Text segment
Saturday, April 30, 2016

Friendship and the Cues From Our Senses


When you do a Google search for the meaning of love or friendship, you can be pretty sure something has gone wrong somewhere.  Love and friendship are not mysterious forces that require a lot of study and investigation.  Rather, love and friendship are simple, practical, and down to earth.  As Rabbi Shais Taub put it:

"Our hearts take cues from our senses. Everything we see, hear, taste, touch or smell teaches us about our universe. We don’t need to contemplate or ask questions. Our sensory organs report to our brains, and our brains interpret the data and send the report to our hearts. So, if we see a loving smile, hear loving words, or feel a loving touch, the brain processes this information and concludes, 'Hey, we are being loved right now!' In short, when we are loved, there is tangible proof. It’s not an abstract thought or feeling, it’s concrete and evidenced."

More to the point, love and friendship are actions.  If we love someone, or if we are a friend, then we will act in a certain way.  We act with kindness and compassion, we lift and support those that we care about.


Elder Robert D. Hales, a member of the Quorum of the Twelve of the Church of Jesus Christ of Latter-day Saints defined friendship this way: "Friends are people who make it easier to live the gospel of Jesus Christ."

Sister Elaine S. Dalton expanded on that definition when she wrote, "In this sense, seeking another person’s highest good is the essence of true friendship. It is putting someone else first. It is being strictly honest, loyal, and chaste in every action. Perhaps it is the word commitment that unlocks the real meaning of friendship." She went on to add that "True friends influence those with whom they associate to 'rise a little higher [and] be a little better.'

Perhaps we wonder sometimes what love and friendship really are because, in fact, they are really so simple.  This is the case, certainly, when people we thought were our friends do something, well, unfriendly.

I did not have many friends growing up, but I thought for certain that I did have one friend.  In one of my earliest memories I can recall knocking on the door of the home next to mine and asking to meet the boy who lived there.  Life had not yet taught me to play it safe.  But a few years later I was blindsided on the playground by the boy I thought was my best friend.  I recall running around the school playground with my friend and a few other boys when, to my complete surprise, he turned suddenly to ask "Can't you take a hint?"

It dawned on me that there was a reason I had been the "tail end Charlie" in this unusual game at recess, they were trying to ditch me.  What I didn't understand was why.

A few weeks after that incident on the playground, I stood at the back of the lunch line, listening as another boy told my former best friend about something he did with his family.  I knew then why my friend had dumped me, I was boring.  I did not have any cool stories to tell.

Perhaps surprisingly, when a new boy moved into the neighborhood a few years later, I was still bold enough to knock on his door.  We were friends, but somehow I never really trusted the situation. Or maybe it was just never the same as the friendship I had lost.  Over the years I learned that it was safer to keep to myself, and I began to suppress any instinct to be outgoing.

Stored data

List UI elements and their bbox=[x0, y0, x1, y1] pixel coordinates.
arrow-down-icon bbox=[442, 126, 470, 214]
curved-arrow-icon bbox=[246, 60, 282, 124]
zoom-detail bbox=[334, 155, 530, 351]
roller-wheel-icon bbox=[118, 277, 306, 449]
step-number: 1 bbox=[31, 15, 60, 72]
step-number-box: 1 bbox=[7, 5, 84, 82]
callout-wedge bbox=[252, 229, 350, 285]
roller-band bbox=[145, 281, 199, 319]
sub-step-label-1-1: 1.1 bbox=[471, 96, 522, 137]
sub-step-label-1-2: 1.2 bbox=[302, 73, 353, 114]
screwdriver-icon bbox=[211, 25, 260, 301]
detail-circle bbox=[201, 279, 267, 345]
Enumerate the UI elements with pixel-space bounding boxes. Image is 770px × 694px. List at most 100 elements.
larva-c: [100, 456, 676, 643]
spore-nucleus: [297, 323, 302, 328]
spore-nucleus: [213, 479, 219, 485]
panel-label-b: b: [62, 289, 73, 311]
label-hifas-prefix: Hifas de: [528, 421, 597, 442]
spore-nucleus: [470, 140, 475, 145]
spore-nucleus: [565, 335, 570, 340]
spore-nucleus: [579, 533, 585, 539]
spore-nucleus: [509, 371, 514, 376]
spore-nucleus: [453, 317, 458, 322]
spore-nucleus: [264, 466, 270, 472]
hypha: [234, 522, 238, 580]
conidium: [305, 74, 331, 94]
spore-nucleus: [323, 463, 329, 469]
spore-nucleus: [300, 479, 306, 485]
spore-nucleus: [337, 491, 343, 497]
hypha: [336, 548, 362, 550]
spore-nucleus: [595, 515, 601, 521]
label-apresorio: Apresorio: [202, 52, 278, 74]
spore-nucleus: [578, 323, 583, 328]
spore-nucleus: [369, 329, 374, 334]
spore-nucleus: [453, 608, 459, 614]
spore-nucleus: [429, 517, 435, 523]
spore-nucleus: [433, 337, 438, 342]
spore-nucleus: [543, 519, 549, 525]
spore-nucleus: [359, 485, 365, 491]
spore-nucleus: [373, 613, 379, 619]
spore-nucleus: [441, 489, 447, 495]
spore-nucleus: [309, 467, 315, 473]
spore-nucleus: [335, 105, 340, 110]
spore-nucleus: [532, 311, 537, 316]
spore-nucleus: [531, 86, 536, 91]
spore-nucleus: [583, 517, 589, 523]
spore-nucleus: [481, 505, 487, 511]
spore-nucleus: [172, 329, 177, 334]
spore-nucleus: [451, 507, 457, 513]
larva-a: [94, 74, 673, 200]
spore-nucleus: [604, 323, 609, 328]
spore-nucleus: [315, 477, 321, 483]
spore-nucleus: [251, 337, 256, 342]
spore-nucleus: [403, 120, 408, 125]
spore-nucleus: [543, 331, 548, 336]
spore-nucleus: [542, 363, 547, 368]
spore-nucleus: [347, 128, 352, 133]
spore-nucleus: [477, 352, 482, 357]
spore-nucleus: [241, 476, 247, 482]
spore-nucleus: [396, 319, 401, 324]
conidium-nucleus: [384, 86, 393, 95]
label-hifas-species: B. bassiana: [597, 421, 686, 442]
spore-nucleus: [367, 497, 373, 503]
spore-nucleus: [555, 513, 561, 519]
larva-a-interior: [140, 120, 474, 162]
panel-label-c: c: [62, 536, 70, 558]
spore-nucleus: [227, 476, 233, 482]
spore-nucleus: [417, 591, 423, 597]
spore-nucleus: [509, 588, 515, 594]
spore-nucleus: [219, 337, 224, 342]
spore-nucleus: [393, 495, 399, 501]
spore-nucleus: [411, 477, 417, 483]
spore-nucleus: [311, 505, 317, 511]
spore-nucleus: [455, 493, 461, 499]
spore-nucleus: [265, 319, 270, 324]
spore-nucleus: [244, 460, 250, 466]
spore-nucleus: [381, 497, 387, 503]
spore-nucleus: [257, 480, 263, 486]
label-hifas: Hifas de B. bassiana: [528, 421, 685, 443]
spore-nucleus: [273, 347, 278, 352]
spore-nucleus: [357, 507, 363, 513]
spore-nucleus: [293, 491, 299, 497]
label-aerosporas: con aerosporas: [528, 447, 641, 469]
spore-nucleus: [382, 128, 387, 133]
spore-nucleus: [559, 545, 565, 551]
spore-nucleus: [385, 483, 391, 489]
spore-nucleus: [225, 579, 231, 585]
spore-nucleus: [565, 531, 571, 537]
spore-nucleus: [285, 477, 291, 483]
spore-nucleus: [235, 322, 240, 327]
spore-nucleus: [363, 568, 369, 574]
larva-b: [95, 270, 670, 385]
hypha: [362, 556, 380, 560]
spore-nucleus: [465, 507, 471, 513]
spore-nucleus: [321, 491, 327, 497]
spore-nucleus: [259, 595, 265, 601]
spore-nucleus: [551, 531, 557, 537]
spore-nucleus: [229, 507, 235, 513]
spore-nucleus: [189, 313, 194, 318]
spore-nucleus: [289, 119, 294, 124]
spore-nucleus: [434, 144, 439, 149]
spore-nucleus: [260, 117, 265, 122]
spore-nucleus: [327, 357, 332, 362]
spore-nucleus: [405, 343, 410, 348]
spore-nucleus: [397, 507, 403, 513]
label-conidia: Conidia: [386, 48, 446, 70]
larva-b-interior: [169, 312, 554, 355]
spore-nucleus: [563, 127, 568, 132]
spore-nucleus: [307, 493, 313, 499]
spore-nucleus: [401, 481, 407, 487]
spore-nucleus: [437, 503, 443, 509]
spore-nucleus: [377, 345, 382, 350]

Problems
**a)** Does the post on friendship and the senses agree with each statement? Answer yes or no for each, quoting the deciding words. (i) Rabbi Shais Taub says we must contemplate or ask questions to know we are loved. (ii) Elder Robert D. Hales is described as a member of the Quorum of the Twelve. (iii) The writer and the new boy who later moved into the neighborhood never became friends.
**b)** In the friendship post, what word does Sister Elaine S. Dalton suggest may unlock the real meaning of friendship?
**c)** Continue the post on friendship and the senses, starting after its final sentence.
The stored data play no part in what is asked here.

Task-by-task results
**a)**
(i) No: "We don’t need to contemplate or ask questions."
(ii) Yes: "a member of the Quorum of the Twelve of the Church of Jesus Christ of Latter-day Saints"
(iii) No: "We were friends, but somehow I never really trusted the situation."

**b)** Commitment.

**c)**
By my ninth grade year I had become completely shy and reserved.  I did not think that I had any friends, only acquaintances.  It could have been different, however, as there were many who would say "Hi" to me in the halls at school.  But the best I could do was respond with a smile.  I wanted friends so badly, but I told myself that I did not know how to make friends.

It helped to meet knew people in high school the following year.  I found that I could at least respond with more than just a smile when someone said "Hi" to me.  Then, one day, a girl approached me in the foyer during the lunch break.  She was a cheerleader who had recently won an election to be a student body officer, so I knew who she was, which made it all the more surprising that she was talking to me.  It was no less surprising when she approached me again a few days later.  By reaching out to me, this friend gave me a great gift, the confidence to once more be outgoing.

Three months later I started the new school year with a plan.  Instead of waiting for others to say "Hi" to me, I was going to take the initiative and be the first to "Hi" to them.  It seems such a simple thing as I look back on it, but by "small and simple things are great things brought to pass."  This simple thing seemed to unlock the gate to a very different high school experience.  As I took the initiative, other people reached out to me, giving me more people to take the initiative with.  In a matter of weeks my world had changed completely as I found myself part of a large group of friends.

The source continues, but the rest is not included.